WHAT THE EXERCISE ASKS -> Extract the complete listing and repeat it word for word.

[begin SUPPLIED RECORDS]

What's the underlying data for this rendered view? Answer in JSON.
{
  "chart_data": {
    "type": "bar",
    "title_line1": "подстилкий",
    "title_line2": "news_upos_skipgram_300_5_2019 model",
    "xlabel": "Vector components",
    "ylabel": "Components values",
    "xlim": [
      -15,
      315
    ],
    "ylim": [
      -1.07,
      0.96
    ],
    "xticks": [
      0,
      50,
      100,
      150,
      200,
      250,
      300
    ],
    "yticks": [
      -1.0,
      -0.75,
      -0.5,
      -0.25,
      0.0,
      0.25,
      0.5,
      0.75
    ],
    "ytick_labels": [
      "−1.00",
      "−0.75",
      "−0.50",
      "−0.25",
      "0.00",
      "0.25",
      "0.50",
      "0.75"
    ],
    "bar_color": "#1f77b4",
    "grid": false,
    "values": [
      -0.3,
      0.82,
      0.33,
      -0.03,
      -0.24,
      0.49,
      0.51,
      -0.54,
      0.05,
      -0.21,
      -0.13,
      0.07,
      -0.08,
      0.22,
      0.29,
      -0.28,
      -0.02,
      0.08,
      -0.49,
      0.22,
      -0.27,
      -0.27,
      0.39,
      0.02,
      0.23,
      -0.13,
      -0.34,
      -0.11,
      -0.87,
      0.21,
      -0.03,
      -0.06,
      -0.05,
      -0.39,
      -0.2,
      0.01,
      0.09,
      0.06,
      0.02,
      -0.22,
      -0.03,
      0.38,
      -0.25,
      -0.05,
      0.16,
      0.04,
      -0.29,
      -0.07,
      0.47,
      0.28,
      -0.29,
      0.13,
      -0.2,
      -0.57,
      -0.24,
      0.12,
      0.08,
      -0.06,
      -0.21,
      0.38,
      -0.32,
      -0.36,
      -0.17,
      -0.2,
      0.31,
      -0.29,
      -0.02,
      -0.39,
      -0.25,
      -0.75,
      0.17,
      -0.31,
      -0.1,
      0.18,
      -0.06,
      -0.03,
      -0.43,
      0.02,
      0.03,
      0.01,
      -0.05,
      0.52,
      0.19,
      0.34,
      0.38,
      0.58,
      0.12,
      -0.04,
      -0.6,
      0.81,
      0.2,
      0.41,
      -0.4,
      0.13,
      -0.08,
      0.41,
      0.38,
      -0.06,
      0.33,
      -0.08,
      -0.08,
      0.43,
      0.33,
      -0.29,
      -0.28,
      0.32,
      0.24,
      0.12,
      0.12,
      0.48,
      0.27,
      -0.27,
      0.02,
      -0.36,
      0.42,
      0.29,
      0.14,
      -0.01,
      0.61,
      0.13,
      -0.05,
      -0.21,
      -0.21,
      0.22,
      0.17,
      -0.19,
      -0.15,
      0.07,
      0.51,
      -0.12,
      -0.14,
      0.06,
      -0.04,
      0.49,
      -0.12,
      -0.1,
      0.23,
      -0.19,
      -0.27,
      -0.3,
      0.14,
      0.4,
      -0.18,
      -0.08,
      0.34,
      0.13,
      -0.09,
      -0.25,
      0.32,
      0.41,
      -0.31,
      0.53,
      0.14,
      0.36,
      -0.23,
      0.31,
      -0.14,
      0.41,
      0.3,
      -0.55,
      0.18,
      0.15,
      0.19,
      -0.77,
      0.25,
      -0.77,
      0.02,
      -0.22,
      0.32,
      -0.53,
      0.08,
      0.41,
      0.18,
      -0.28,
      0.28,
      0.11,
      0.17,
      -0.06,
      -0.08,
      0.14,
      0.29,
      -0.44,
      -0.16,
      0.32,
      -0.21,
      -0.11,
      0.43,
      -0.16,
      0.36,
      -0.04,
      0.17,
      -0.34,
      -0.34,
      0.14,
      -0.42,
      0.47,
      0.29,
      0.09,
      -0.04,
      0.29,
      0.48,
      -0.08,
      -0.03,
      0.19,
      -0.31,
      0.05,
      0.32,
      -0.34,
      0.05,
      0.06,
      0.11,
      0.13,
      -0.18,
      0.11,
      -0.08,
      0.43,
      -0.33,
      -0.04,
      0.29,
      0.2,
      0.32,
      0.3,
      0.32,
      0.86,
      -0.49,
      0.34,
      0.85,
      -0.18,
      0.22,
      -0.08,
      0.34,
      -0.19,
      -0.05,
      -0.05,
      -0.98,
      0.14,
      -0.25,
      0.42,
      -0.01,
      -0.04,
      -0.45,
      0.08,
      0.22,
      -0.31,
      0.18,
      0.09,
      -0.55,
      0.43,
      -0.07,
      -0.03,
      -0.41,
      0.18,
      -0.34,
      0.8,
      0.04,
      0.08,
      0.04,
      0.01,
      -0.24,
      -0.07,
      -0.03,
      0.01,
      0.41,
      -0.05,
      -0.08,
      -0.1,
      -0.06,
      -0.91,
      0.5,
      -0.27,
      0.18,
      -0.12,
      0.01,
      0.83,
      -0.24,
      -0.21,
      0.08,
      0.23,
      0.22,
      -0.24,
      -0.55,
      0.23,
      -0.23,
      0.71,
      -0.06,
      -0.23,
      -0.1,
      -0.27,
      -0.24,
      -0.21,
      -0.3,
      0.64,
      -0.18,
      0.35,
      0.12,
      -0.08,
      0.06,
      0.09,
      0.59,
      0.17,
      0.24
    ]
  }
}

[end SUPPLIED RECORDS]

RESPONSE TO THE EXERCISE ->
What's the underlying data for this rendered view? Answer in JSON.
{
  "chart_data": {
    "type": "bar",
    "title_line1": "подстилкий",
    "title_line2": "news_upos_skipgram_300_5_2019 model",
    "xlabel": "Vector components",
    "ylabel": "Components values",
    "xlim": [
      -15,
      315
    ],
    "ylim": [
      -1.07,
      0.96
    ],
    "xticks": [
      0,
      50,
      100,
      150,
      200,
      250,
      300
    ],
    "yticks": [
      -1.0,
      -0.75,
      -0.5,
      -0.25,
      0.0,
      0.25,
      0.5,
      0.75
    ],
    "ytick_labels": [
      "−1.00",
      "−0.75",
      "−0.50",
      "−0.25",
      "0.00",
      "0.25",
      "0.50",
      "0.75"
    ],
    "bar_color": "#1f77b4",
    "grid": false,
    "values": [
      -0.3,
      0.82,
      0.33,
      -0.03,
      -0.24,
      0.49,
      0.51,
      -0.54,
      0.05,
      -0.21,
      -0.13,
      0.07,
      -0.08,
      0.22,
      0.29,
      -0.28,
      -0.02,
      0.08,
      -0.49,
      0.22,
      -0.27,
      -0.27,
      0.39,
      0.02,
      0.23,
      -0.13,
      -0.34,
      -0.11,
      -0.87,
      0.21,
      -0.03,
      -0.06,
      -0.05,
      -0.39,
      -0.2,
      0.01,
      0.09,
      0.06,
      0.02,
      -0.22,
      -0.03,
      0.38,
      -0.25,
      -0.05,
      0.16,
      0.04,
      -0.29,
      -0.07,
      0.47,
      0.28,
      -0.29,
      0.13,
      -0.2,
      -0.57,
      -0.24,
      0.12,
      0.08,
      -0.06,
      -0.21,
      0.38,
      -0.32,
      -0.36,
      -0.17,
      -0.2,
      0.31,
      -0.29,
      -0.02,
      -0.39,
      -0.25,
      -0.75,
      0.17,
      -0.31,
      -0.1,
      0.18,
      -0.06,
      -0.03,
      -0.43,
      0.02,
      0.03,
      0.01,
      -0.05,
      0.52,
      0.19,
      0.34,
      0.38,
      0.58,
      0.12,
      -0.04,
      -0.6,
      0.81,
      0.2,
      0.41,
      -0.4,
      0.13,
      -0.08,
      0.41,
      0.38,
      -0.06,
      0.33,
      -0.08,
      -0.08,
      0.43,
      0.33,
      -0.29,
      -0.28,
      0.32,
      0.24,
      0.12,
      0.12,
      0.48,
      0.27,
      -0.27,
      0.02,
      -0.36,
      0.42,
      0.29,
      0.14,
      -0.01,
      0.61,
      0.13,
      -0.05,
      -0.21,
      -0.21,
      0.22,
      0.17,
      -0.19,
      -0.15,
      0.07,
      0.51,
      -0.12,
      -0.14,
      0.06,
      -0.04,
      0.49,
      -0.12,
      -0.1,
      0.23,
      -0.19,
      -0.27,
      -0.3,
      0.14,
      0.4,
      -0.18,
      -0.08,
      0.34,
      0.13,
      -0.09,
      -0.25,
      0.32,
      0.41,
      -0.31,
      0.53,
      0.14,
      0.36,
      -0.23,
      0.31,
      -0.14,
      0.41,
      0.3,
      -0.55,
      0.18,
      0.15,
      0.19,
      -0.77,
      0.25,
      -0.77,
      0.02,
      -0.22,
      0.32,
      -0.53,
      0.08,
      0.41,
      0.18,
      -0.28,
      0.28,
      0.11,
      0.17,
      -0.06,
      -0.08,
      0.14,
      0.29,
      -0.44,
      -0.16,
      0.32,
      -0.21,
      -0.11,
      0.43,
      -0.16,
      0.36,
      -0.04,
      0.17,
      -0.34,
      -0.34,
      0.14,
      -0.42,
      0.47,
      0.29,
      0.09,
      -0.04,
      0.29,
      0.48,
      -0.08,
      -0.03,
      0.19,
      -0.31,
      0.05,
      0.32,
      -0.34,
      0.05,
      0.06,
      0.11,
      0.13,
      -0.18,
      0.11,
      -0.08,
      0.43,
      -0.33,
      -0.04,
      0.29,
      0.2,
      0.32,
      0.3,
      0.32,
      0.86,
      -0.49,
      0.34,
      0.85,
      -0.18,
      0.22,
      -0.08,
      0.34,
      -0.19,
      -0.05,
      -0.05,
      -0.98,
      0.14,
      -0.25,
      0.42,
      -0.01,
      -0.04,
      -0.45,
      0.08,
      0.22,
      -0.31,
      0.18,
      0.09,
      -0.55,
      0.43,
      -0.07,
      -0.03,
      -0.41,
      0.18,
      -0.34,
      0.8,
      0.04,
      0.08,
      0.04,
      0.01,
      -0.24,
      -0.07,
      -0.03,
      0.01,
      0.41,
      -0.05,
      -0.08,
      -0.1,
      -0.06,
      -0.91,
      0.5,
      -0.27,
      0.18,
      -0.12,
      0.01,
      0.83,
      -0.24,
      -0.21,
      0.08,
      0.23,
      0.22,
      -0.24,
      -0.55,
      0.23,
      -0.23,
      0.71,
      -0.06,
      -0.23,
      -0.1,
      -0.27,
      -0.24,
      -0.21,
      -0.3,
      0.64,
      -0.18,
      0.35,
      0.12,
      -0.08,
      0.06,
      0.09,
      0.59,
      0.17,
      0.24
    ]
  }
}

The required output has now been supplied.